Source data
——
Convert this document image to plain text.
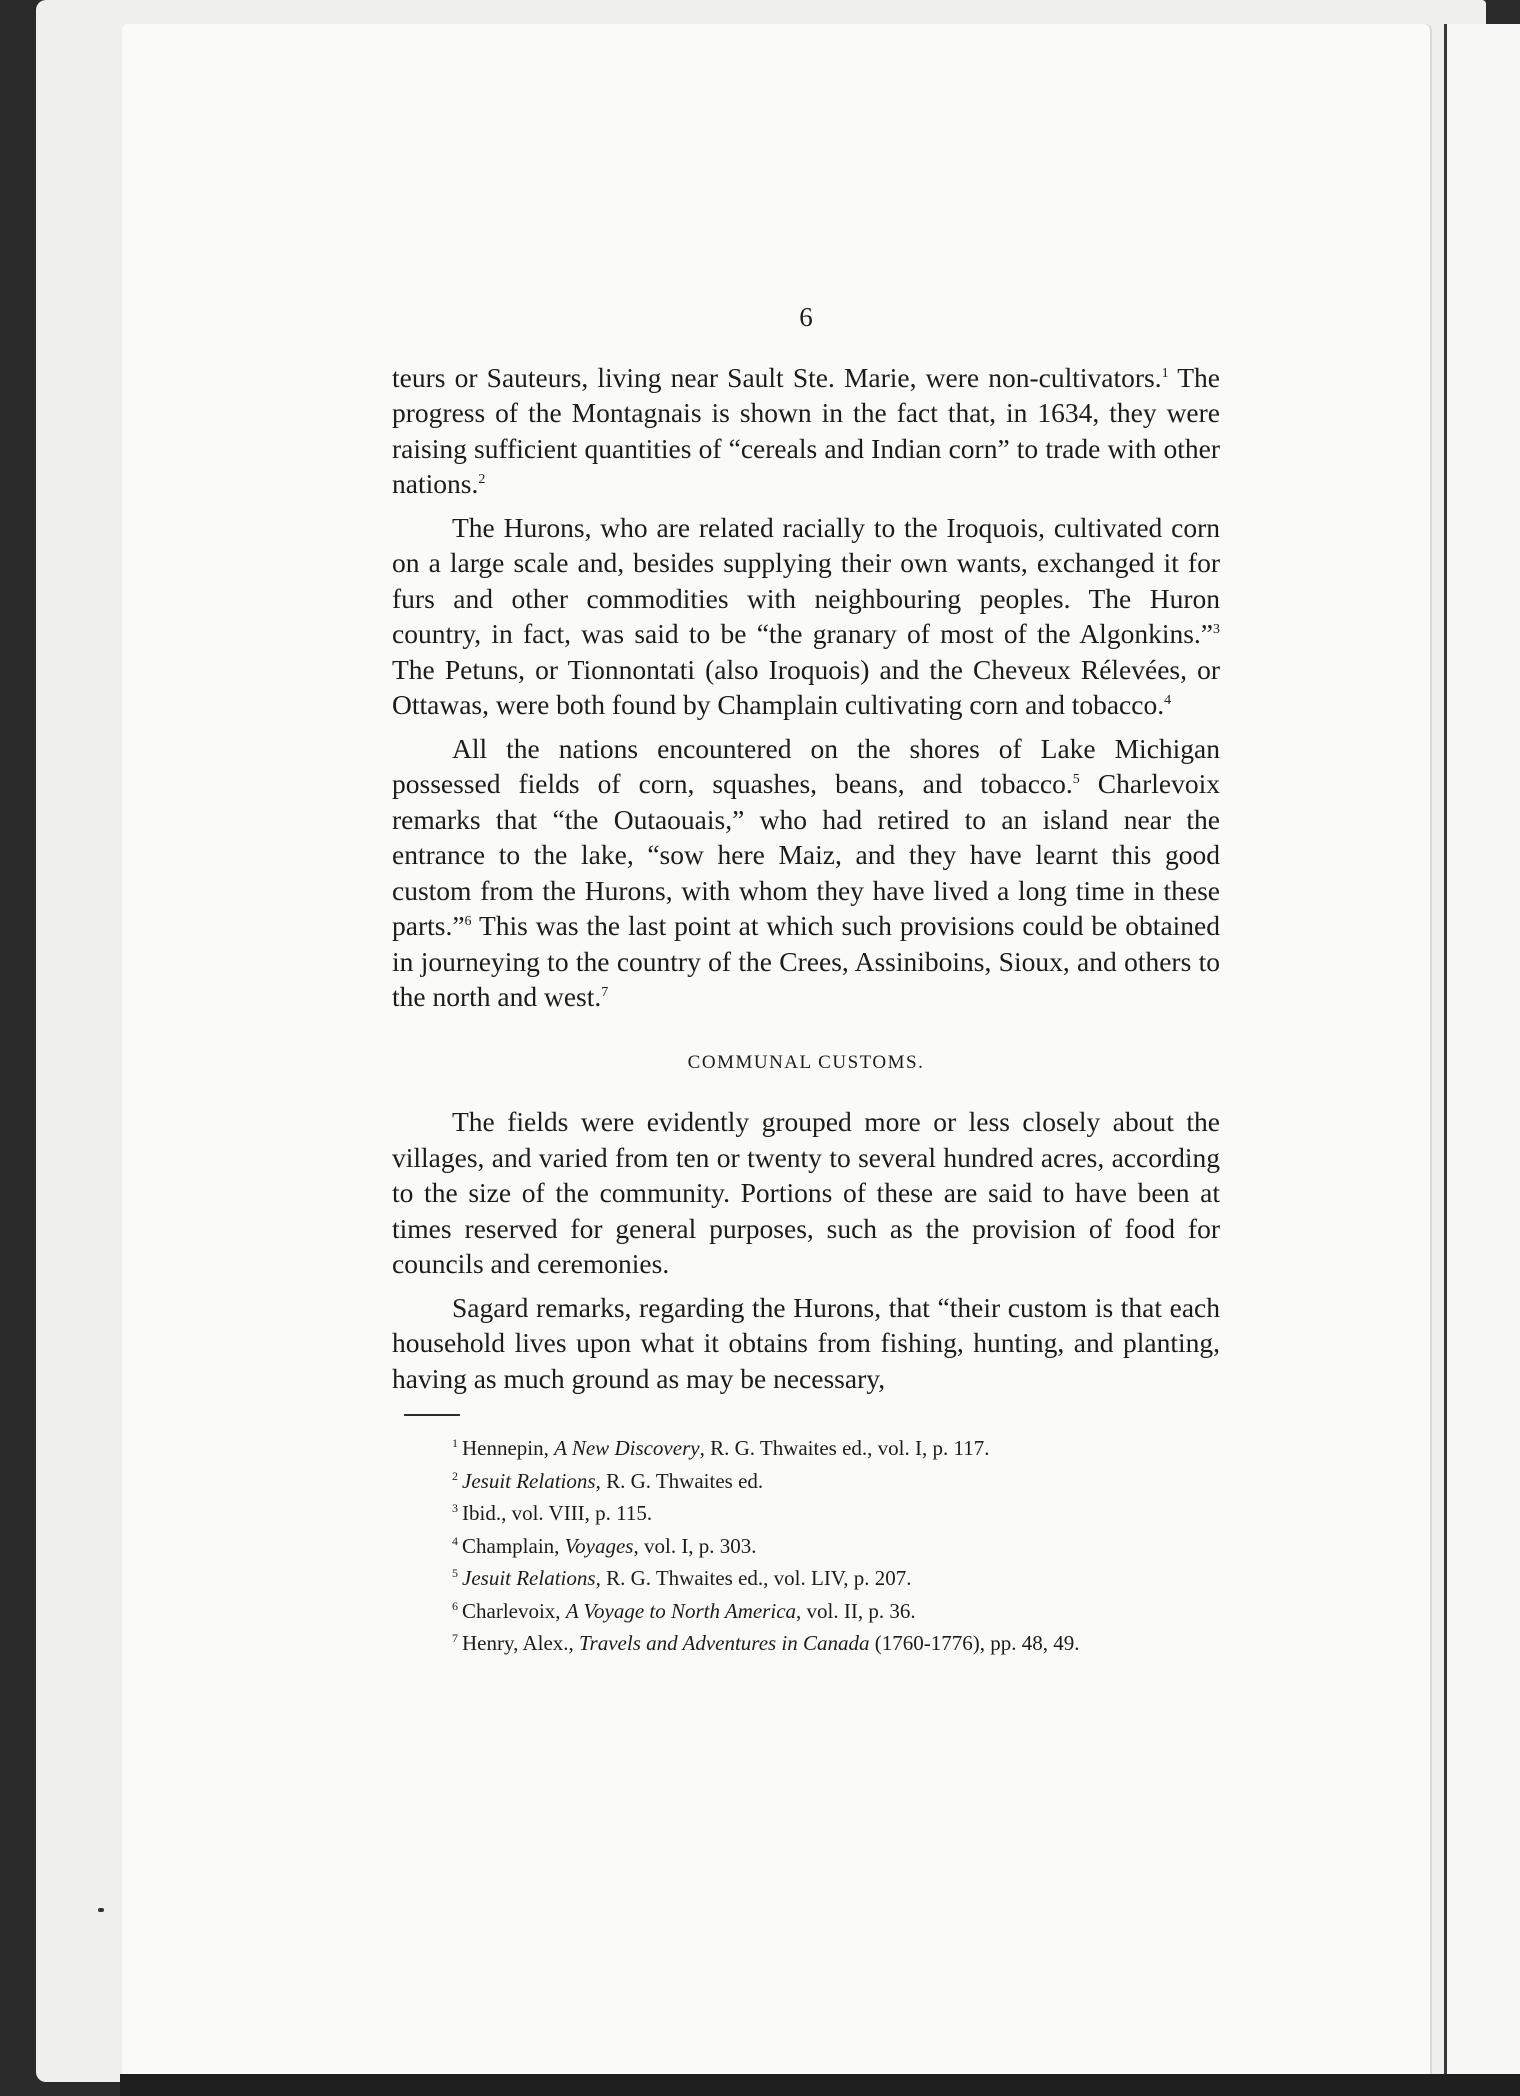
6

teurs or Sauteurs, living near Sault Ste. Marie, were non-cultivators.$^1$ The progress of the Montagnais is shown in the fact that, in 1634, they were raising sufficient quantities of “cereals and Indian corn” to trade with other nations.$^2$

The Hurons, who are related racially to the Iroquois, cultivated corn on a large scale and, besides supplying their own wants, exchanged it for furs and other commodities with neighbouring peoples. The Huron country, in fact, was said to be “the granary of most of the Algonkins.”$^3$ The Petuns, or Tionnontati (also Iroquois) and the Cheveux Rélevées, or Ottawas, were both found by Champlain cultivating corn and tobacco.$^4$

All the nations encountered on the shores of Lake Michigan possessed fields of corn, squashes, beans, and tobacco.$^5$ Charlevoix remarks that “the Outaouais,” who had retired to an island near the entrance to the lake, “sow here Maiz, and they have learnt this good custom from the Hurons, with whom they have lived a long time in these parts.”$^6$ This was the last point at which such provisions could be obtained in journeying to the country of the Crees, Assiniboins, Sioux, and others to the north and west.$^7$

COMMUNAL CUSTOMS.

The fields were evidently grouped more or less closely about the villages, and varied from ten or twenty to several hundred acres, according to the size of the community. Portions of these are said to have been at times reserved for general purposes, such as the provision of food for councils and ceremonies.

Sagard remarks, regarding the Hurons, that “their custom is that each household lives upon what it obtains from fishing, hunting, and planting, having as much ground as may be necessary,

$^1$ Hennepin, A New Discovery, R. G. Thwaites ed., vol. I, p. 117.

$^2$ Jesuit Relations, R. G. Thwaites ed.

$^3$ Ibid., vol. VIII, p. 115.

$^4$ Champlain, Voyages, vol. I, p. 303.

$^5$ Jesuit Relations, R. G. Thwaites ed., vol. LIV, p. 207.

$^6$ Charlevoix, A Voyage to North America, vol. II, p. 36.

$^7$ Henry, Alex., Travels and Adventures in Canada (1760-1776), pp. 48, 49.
——
## [THE TASK]
Reproduce the records verbatim, omitting all images they contain.

## [FINISHED TASK]
Convert this document image to plain text.
6

teurs or Sauteurs, living near Sault Ste. Marie, were non-cultivators.$^1$ The progress of the Montagnais is shown in the fact that, in 1634, they were raising sufficient quantities of “cereals and Indian corn” to trade with other nations.$^2$

The Hurons, who are related racially to the Iroquois, cultivated corn on a large scale and, besides supplying their own wants, exchanged it for furs and other commodities with neighbouring peoples. The Huron country, in fact, was said to be “the granary of most of the Algonkins.”$^3$ The Petuns, or Tionnontati (also Iroquois) and the Cheveux Rélevées, or Ottawas, were both found by Champlain cultivating corn and tobacco.$^4$

All the nations encountered on the shores of Lake Michigan possessed fields of corn, squashes, beans, and tobacco.$^5$ Charlevoix remarks that “the Outaouais,” who had retired to an island near the entrance to the lake, “sow here Maiz, and they have learnt this good custom from the Hurons, with whom they have lived a long time in these parts.”$^6$ This was the last point at which such provisions could be obtained in journeying to the country of the Crees, Assiniboins, Sioux, and others to the north and west.$^7$

COMMUNAL CUSTOMS.

The fields were evidently grouped more or less closely about the villages, and varied from ten or twenty to several hundred acres, according to the size of the community. Portions of these are said to have been at times reserved for general purposes, such as the provision of food for councils and ceremonies.

Sagard remarks, regarding the Hurons, that “their custom is that each household lives upon what it obtains from fishing, hunting, and planting, having as much ground as may be necessary,

$^1$ Hennepin, A New Discovery, R. G. Thwaites ed., vol. I, p. 117.

$^2$ Jesuit Relations, R. G. Thwaites ed.

$^3$ Ibid., vol. VIII, p. 115.

$^4$ Champlain, Voyages, vol. I, p. 303.

$^5$ Jesuit Relations, R. G. Thwaites ed., vol. LIV, p. 207.

$^6$ Charlevoix, A Voyage to North America, vol. II, p. 36.

$^7$ Henry, Alex., Travels and Adventures in Canada (1760-1776), pp. 48, 49.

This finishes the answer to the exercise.